#### [Given exercise]
The records that follow are to be transcribed in full, without their images.

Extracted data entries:
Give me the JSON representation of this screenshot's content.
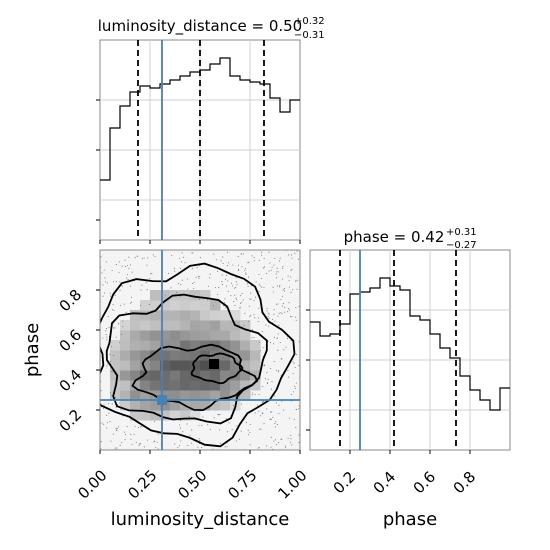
{
  "chart_data": {
    "type": "corner",
    "truth_color": "#4682b4",
    "parameters": [
      "luminosity_distance",
      "phase"
    ],
    "titles": [
      {
        "param": "luminosity_distance",
        "median": "0.50",
        "plus": "+0.32",
        "minus": "−0.31"
      },
      {
        "param": "phase",
        "median": "0.42",
        "plus": "+0.31",
        "minus": "−0.27"
      }
    ],
    "axis_labels": {
      "x_left": "luminosity_distance",
      "x_right": "phase",
      "y_left": "phase"
    },
    "luminosity_distance_hist": {
      "range": [
        0,
        1
      ],
      "bins": 20,
      "values": [
        0.3,
        0.56,
        0.67,
        0.74,
        0.77,
        0.76,
        0.78,
        0.8,
        0.82,
        0.84,
        0.85,
        0.88,
        0.91,
        0.82,
        0.8,
        0.79,
        0.78,
        0.71,
        0.64,
        0.7
      ],
      "quantiles": [
        0.19,
        0.5,
        0.82
      ],
      "truth": 0.31,
      "ylim": [
        0,
        1.0
      ]
    },
    "phase_hist": {
      "range": [
        0,
        1
      ],
      "bins": 20,
      "values": [
        0.64,
        0.57,
        0.58,
        0.63,
        0.78,
        0.79,
        0.81,
        0.86,
        0.82,
        0.8,
        0.67,
        0.65,
        0.58,
        0.51,
        0.46,
        0.37,
        0.3,
        0.25,
        0.2,
        0.31
      ],
      "quantiles": [
        0.15,
        0.42,
        0.73
      ],
      "truth": 0.25,
      "ylim": [
        0,
        1.0
      ]
    },
    "joint": {
      "x_param": "luminosity_distance",
      "y_param": "phase",
      "xlim": [
        0,
        1
      ],
      "ylim": [
        0,
        1
      ],
      "truth": [
        0.31,
        0.25
      ],
      "peak": [
        0.57,
        0.43
      ],
      "x_ticks": [
        "0.00",
        "0.25",
        "0.50",
        "0.75",
        "1.00"
      ],
      "y_ticks": [
        "0.2",
        "0.4",
        "0.6",
        "0.8"
      ]
    },
    "phase_x_ticks": [
      "0.2",
      "0.4",
      "0.6",
      "0.8"
    ]
  }
}
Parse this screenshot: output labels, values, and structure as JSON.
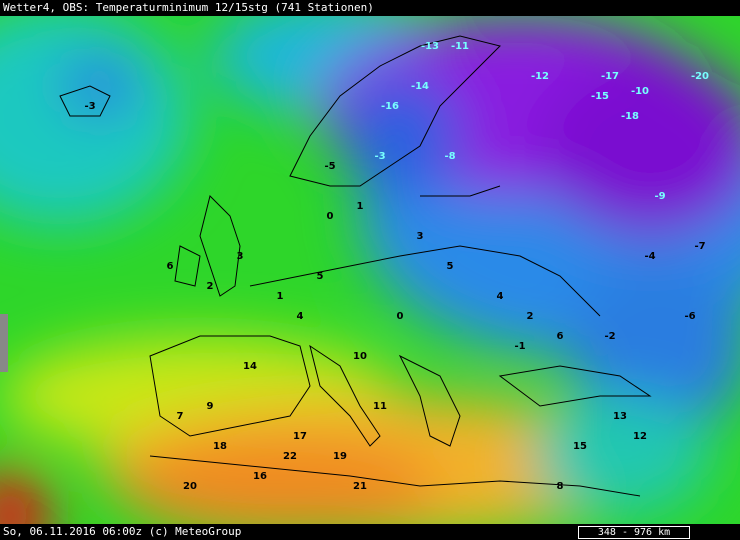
{
  "header": {
    "title": "Wetter4, OBS: Temperaturminimum 12/15stg (741 Stationen)"
  },
  "footer": {
    "timestamp": "So, 06.11.2016 06:00z (c) MeteoGroup",
    "scale": "348 - 976 km"
  },
  "stations": [
    -13,
    -11,
    -16,
    -14,
    -20,
    -12,
    -15,
    -10,
    -17,
    -18,
    -8,
    -5,
    -3,
    0,
    1,
    3,
    5,
    4,
    2,
    6,
    -4,
    -1,
    -2,
    -6,
    -9,
    -7,
    10,
    11,
    14,
    17,
    19,
    21,
    22,
    16,
    18,
    9,
    7,
    13,
    15,
    12,
    20,
    8,
    -3,
    1,
    4,
    2,
    6,
    3,
    5,
    0
  ]
}
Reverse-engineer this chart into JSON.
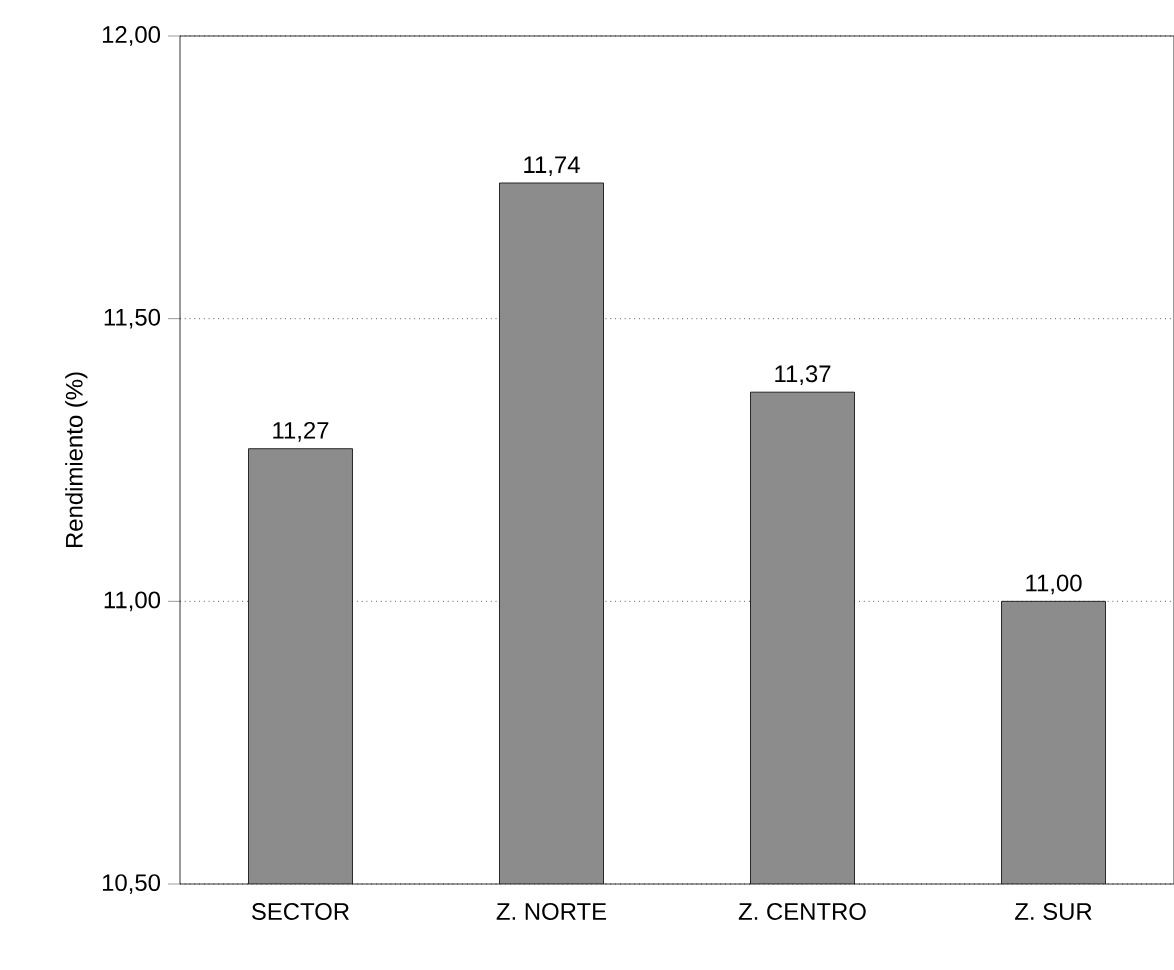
{
  "chart_data": {
    "type": "bar",
    "ylabel": "Rendimiento (%)",
    "categories": [
      "SECTOR",
      "Z. NORTE",
      "Z. CENTRO",
      "Z. SUR"
    ],
    "values": [
      11.27,
      11.74,
      11.37,
      11.0
    ],
    "value_labels": [
      "11,27",
      "11,74",
      "11,37",
      "11,00"
    ],
    "color": "#8c8c8c",
    "ylim": [
      10.5,
      12.0
    ],
    "yticks": [
      {
        "value": 10.5,
        "label": "10,50"
      },
      {
        "value": 11.0,
        "label": "11,00"
      },
      {
        "value": 11.5,
        "label": "11,50"
      },
      {
        "value": 12.0,
        "label": "12,00"
      }
    ],
    "grid": "y"
  }
}
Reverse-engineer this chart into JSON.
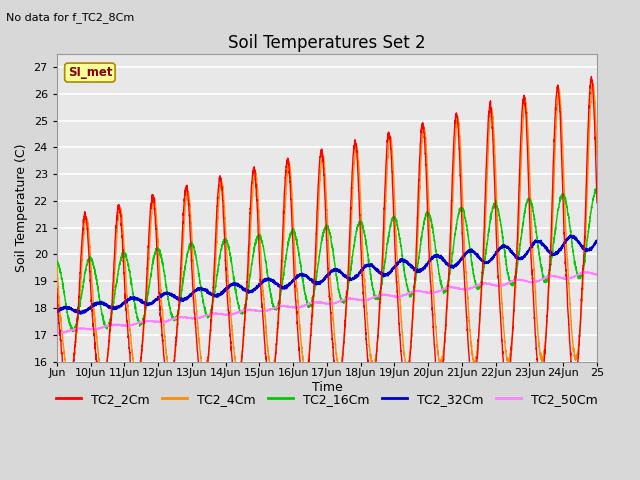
{
  "title": "Soil Temperatures Set 2",
  "subtitle": "No data for f_TC2_8Cm",
  "xlabel": "Time",
  "ylabel": "Soil Temperature (C)",
  "ylim": [
    16.0,
    27.5
  ],
  "yticks": [
    16.0,
    17.0,
    18.0,
    19.0,
    20.0,
    21.0,
    22.0,
    23.0,
    24.0,
    25.0,
    26.0,
    27.0
  ],
  "xtick_labels": [
    "Jun",
    "10Jun",
    "11Jun",
    "12Jun",
    "13Jun",
    "14Jun",
    "15Jun",
    "16Jun",
    "17Jun",
    "18Jun",
    "19Jun",
    "20Jun",
    "21Jun",
    "22Jun",
    "23Jun",
    "24Jun",
    "25"
  ],
  "start_day": 9,
  "end_day": 25,
  "n_points": 3840,
  "colors": {
    "TC2_2Cm": "#FF0000",
    "TC2_4Cm": "#FF8C00",
    "TC2_16Cm": "#00CC00",
    "TC2_32Cm": "#0000CC",
    "TC2_50Cm": "#FF80FF"
  },
  "legend_labels": [
    "TC2_2Cm",
    "TC2_4Cm",
    "TC2_16Cm",
    "TC2_32Cm",
    "TC2_50Cm"
  ],
  "legend_colors": [
    "#FF0000",
    "#FF8C00",
    "#00CC00",
    "#0000CC",
    "#FF80FF"
  ],
  "si_met_box_color": "#FFFF99",
  "si_met_text_color": "#8B0000",
  "background_color": "#D8D8D8",
  "plot_bg_color": "#E8E8E8",
  "grid_color": "#FFFFFF",
  "title_fontsize": 12,
  "axis_label_fontsize": 9,
  "tick_fontsize": 8,
  "legend_fontsize": 9,
  "figwidth": 6.4,
  "figheight": 4.8,
  "dpi": 100
}
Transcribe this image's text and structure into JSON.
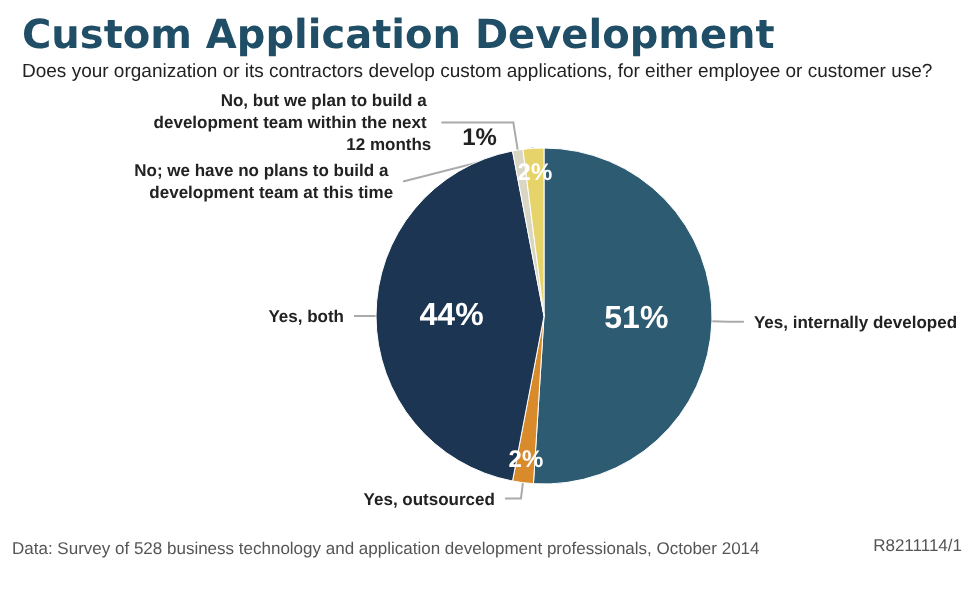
{
  "chart_data": {
    "type": "pie",
    "title": "Custom Application Development",
    "subtitle": "Does your organization or its contractors develop custom applications, for either employee or customer use?",
    "categories": [
      "Yes, internally developed",
      "Yes, outsourced",
      "Yes, both",
      "No, but we plan to build a development team within the next 12 months",
      "No; we have no plans to build a development team at this time"
    ],
    "values": [
      51,
      2,
      44,
      1,
      2
    ],
    "colors": [
      "#2d5b72",
      "#d98b2c",
      "#1b3553",
      "#d9d6c4",
      "#e6d46a"
    ],
    "value_labels": [
      "51%",
      "2%",
      "44%",
      "1%",
      "2%"
    ],
    "legend": false,
    "annotations": [
      "Data: Survey of 528 business technology and application development professionals, October 2014",
      "R8211114/1"
    ]
  }
}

#### [Reply to the exercise]
Give me the JSON representation of this screenshot's content.
{
  "chart_data": {
    "type": "corner",
    "truth_color": "#4682b4",
    "parameters": [
      "luminosity_distance",
      "phase"
    ],
    "titles": [
      {
        "param": "luminosity_distance",
        "median": "0.50",
        "plus": "+0.32",
        "minus": "−0.31"
      },
      {
        "param": "phase",
        "median": "0.42",
        "plus": "+0.31",
        "minus": "−0.27"
      }
    ],
    "axis_labels": {
      "x_left": "luminosity_distance",
      "x_right": "phase",
      "y_left": "phase"
    },
    "luminosity_distance_hist": {
      "range": [
        0,
        1
      ],
      "bins": 20,
      "values": [
        0.3,
        0.56,
        0.67,
        0.74,
        0.77,
        0.76,
        0.78,
        0.8,
        0.82,
        0.84,
        0.85,
        0.88,
        0.91,
        0.82,
        0.8,
        0.79,
        0.78,
        0.71,
        0.64,
        0.7
      ],
      "quantiles": [
        0.19,
        0.5,
        0.82
      ],
      "truth": 0.31,
      "ylim": [
        0,
        1.0
      ]
    },
    "phase_hist": {
      "range": [
        0,
        1
      ],
      "bins": 20,
      "values": [
        0.64,
        0.57,
        0.58,
        0.63,
        0.78,
        0.79,
        0.81,
        0.86,
        0.82,
        0.8,
        0.67,
        0.65,
        0.58,
        0.51,
        0.46,
        0.37,
        0.3,
        0.25,
        0.2,
        0.31
      ],
      "quantiles": [
        0.15,
        0.42,
        0.73
      ],
      "truth": 0.25,
      "ylim": [
        0,
        1.0
      ]
    },
    "joint": {
      "x_param": "luminosity_distance",
      "y_param": "phase",
      "xlim": [
        0,
        1
      ],
      "ylim": [
        0,
        1
      ],
      "truth": [
        0.31,
        0.25
      ],
      "peak": [
        0.57,
        0.43
      ],
      "x_ticks": [
        "0.00",
        "0.25",
        "0.50",
        "0.75",
        "1.00"
      ],
      "y_ticks": [
        "0.2",
        "0.4",
        "0.6",
        "0.8"
      ]
    },
    "phase_x_ticks": [
      "0.2",
      "0.4",
      "0.6",
      "0.8"
    ]
  }
}
Parse this screenshot: output labels, values, and structure as JSON.
{
  "header": {
    "title": "Wetter4, OBS: Temperaturminimum 12/15stg (741 Stationen)"
  },
  "footer": {
    "timestamp": "So, 06.11.2016 06:00z (c) MeteoGroup",
    "scale": "348 - 976 km"
  },
  "stations": [
    -13,
    -11,
    -16,
    -14,
    -20,
    -12,
    -15,
    -10,
    -17,
    -18,
    -8,
    -5,
    -3,
    0,
    1,
    3,
    5,
    4,
    2,
    6,
    -4,
    -1,
    -2,
    -6,
    -9,
    -7,
    10,
    11,
    14,
    17,
    19,
    21,
    22,
    16,
    18,
    9,
    7,
    13,
    15,
    12,
    20,
    8,
    -3,
    1,
    4,
    2,
    6,
    3,
    5,
    0
  ]
}
Reverse-engineer this chart into JSON.
{
  "chart_data": {
    "type": "bar",
    "ylabel": "Rendimiento (%)",
    "categories": [
      "SECTOR",
      "Z. NORTE",
      "Z. CENTRO",
      "Z. SUR"
    ],
    "values": [
      11.27,
      11.74,
      11.37,
      11.0
    ],
    "value_labels": [
      "11,27",
      "11,74",
      "11,37",
      "11,00"
    ],
    "color": "#8c8c8c",
    "ylim": [
      10.5,
      12.0
    ],
    "yticks": [
      {
        "value": 10.5,
        "label": "10,50"
      },
      {
        "value": 11.0,
        "label": "11,00"
      },
      {
        "value": 11.5,
        "label": "11,50"
      },
      {
        "value": 12.0,
        "label": "12,00"
      }
    ],
    "grid": "y"
  }
}
Reverse-engineer this chart into JSON.
{
  "title": "Soil Temperatures Set 2",
  "subtitle": "No data for f_TC2_8Cm",
  "xlabel": "Time",
  "ylabel": "Soil Temperature (C)",
  "ylim": [
    16.0,
    27.5
  ],
  "yticks": [
    16.0,
    17.0,
    18.0,
    19.0,
    20.0,
    21.0,
    22.0,
    23.0,
    24.0,
    25.0,
    26.0,
    27.0
  ],
  "xtick_labels": [
    "Jun",
    "10Jun",
    "11Jun",
    "12Jun",
    "13Jun",
    "14Jun",
    "15Jun",
    "16Jun",
    "17Jun",
    "18Jun",
    "19Jun",
    "20Jun",
    "21Jun",
    "22Jun",
    "23Jun",
    "24Jun",
    "25"
  ],
  "start_day": 9,
  "end_day": 25,
  "n_points": 3840,
  "colors": {
    "TC2_2Cm": "#FF0000",
    "TC2_4Cm": "#FF8C00",
    "TC2_16Cm": "#00CC00",
    "TC2_32Cm": "#0000CC",
    "TC2_50Cm": "#FF80FF"
  },
  "legend_labels": [
    "TC2_2Cm",
    "TC2_4Cm",
    "TC2_16Cm",
    "TC2_32Cm",
    "TC2_50Cm"
  ],
  "legend_colors": [
    "#FF0000",
    "#FF8C00",
    "#00CC00",
    "#0000CC",
    "#FF80FF"
  ],
  "si_met_box_color": "#FFFF99",
  "si_met_text_color": "#8B0000",
  "background_color": "#D8D8D8",
  "plot_bg_color": "#E8E8E8",
  "grid_color": "#FFFFFF",
  "title_fontsize": 12,
  "axis_label_fontsize": 9,
  "tick_fontsize": 8,
  "legend_fontsize": 9,
  "figwidth": 6.4,
  "figheight": 4.8,
  "dpi": 100
}
Transcribe this image's text and structure into JSON.
{
  "chart_data": {
    "type": "pie",
    "title": "Custom Application Development",
    "subtitle": "Does your organization or its contractors develop custom applications, for either employee or customer use?",
    "categories": [
      "Yes, internally developed",
      "Yes, outsourced",
      "Yes, both",
      "No, but we plan to build a development team within the next 12 months",
      "No; we have no plans to build a development team at this time"
    ],
    "values": [
      51,
      2,
      44,
      1,
      2
    ],
    "colors": [
      "#2d5b72",
      "#d98b2c",
      "#1b3553",
      "#d9d6c4",
      "#e6d46a"
    ],
    "value_labels": [
      "51%",
      "2%",
      "44%",
      "1%",
      "2%"
    ],
    "legend": false,
    "annotations": [
      "Data: Survey of 528 business technology and application development professionals, October 2014",
      "R8211114/1"
    ]
  }
}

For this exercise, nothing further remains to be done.